● YOUR OBJECTIVE: Your task is to print every entry below exactly as given.

* start *

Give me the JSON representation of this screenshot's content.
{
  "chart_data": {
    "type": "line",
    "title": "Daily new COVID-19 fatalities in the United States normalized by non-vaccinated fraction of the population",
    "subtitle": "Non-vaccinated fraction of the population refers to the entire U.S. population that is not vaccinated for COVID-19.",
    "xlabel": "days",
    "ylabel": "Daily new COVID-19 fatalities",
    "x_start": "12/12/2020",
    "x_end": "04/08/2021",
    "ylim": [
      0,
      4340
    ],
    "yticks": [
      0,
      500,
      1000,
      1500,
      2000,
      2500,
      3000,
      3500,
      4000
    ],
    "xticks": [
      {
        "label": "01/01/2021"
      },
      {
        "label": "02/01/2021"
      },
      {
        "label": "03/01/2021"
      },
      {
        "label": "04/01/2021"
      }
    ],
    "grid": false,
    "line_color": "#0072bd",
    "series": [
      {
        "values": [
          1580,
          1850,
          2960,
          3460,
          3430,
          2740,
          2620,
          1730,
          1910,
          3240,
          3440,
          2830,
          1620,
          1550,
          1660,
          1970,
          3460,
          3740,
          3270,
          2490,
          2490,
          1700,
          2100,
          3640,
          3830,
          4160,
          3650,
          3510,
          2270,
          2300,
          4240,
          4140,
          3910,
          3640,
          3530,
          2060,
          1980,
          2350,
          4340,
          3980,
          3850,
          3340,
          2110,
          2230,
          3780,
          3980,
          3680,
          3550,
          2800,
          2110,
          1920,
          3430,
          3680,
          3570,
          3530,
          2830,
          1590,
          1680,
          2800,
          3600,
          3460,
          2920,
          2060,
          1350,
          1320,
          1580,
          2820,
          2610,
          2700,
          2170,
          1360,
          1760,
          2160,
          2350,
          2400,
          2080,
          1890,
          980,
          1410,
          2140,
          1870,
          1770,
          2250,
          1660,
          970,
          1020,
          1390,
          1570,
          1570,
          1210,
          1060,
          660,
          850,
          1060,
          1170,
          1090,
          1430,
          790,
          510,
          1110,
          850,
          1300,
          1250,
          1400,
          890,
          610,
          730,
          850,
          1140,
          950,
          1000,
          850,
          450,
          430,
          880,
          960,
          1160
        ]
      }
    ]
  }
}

* end *

● REPLY:
Give me the JSON representation of this screenshot's content.
{
  "chart_data": {
    "type": "line",
    "title": "Daily new COVID-19 fatalities in the United States normalized by non-vaccinated fraction of the population",
    "subtitle": "Non-vaccinated fraction of the population refers to the entire U.S. population that is not vaccinated for COVID-19.",
    "xlabel": "days",
    "ylabel": "Daily new COVID-19 fatalities",
    "x_start": "12/12/2020",
    "x_end": "04/08/2021",
    "ylim": [
      0,
      4340
    ],
    "yticks": [
      0,
      500,
      1000,
      1500,
      2000,
      2500,
      3000,
      3500,
      4000
    ],
    "xticks": [
      {
        "label": "01/01/2021"
      },
      {
        "label": "02/01/2021"
      },
      {
        "label": "03/01/2021"
      },
      {
        "label": "04/01/2021"
      }
    ],
    "grid": false,
    "line_color": "#0072bd",
    "series": [
      {
        "values": [
          1580,
          1850,
          2960,
          3460,
          3430,
          2740,
          2620,
          1730,
          1910,
          3240,
          3440,
          2830,
          1620,
          1550,
          1660,
          1970,
          3460,
          3740,
          3270,
          2490,
          2490,
          1700,
          2100,
          3640,
          3830,
          4160,
          3650,
          3510,
          2270,
          2300,
          4240,
          4140,
          3910,
          3640,
          3530,
          2060,
          1980,
          2350,
          4340,
          3980,
          3850,
          3340,
          2110,
          2230,
          3780,
          3980,
          3680,
          3550,
          2800,
          2110,
          1920,
          3430,
          3680,
          3570,
          3530,
          2830,
          1590,
          1680,
          2800,
          3600,
          3460,
          2920,
          2060,
          1350,
          1320,
          1580,
          2820,
          2610,
          2700,
          2170,
          1360,
          1760,
          2160,
          2350,
          2400,
          2080,
          1890,
          980,
          1410,
          2140,
          1870,
          1770,
          2250,
          1660,
          970,
          1020,
          1390,
          1570,
          1570,
          1210,
          1060,
          660,
          850,
          1060,
          1170,
          1090,
          1430,
          790,
          510,
          1110,
          850,
          1300,
          1250,
          1400,
          890,
          610,
          730,
          850,
          1140,
          950,
          1000,
          850,
          450,
          430,
          880,
          960,
          1160
        ]
      }
    ]
  }
}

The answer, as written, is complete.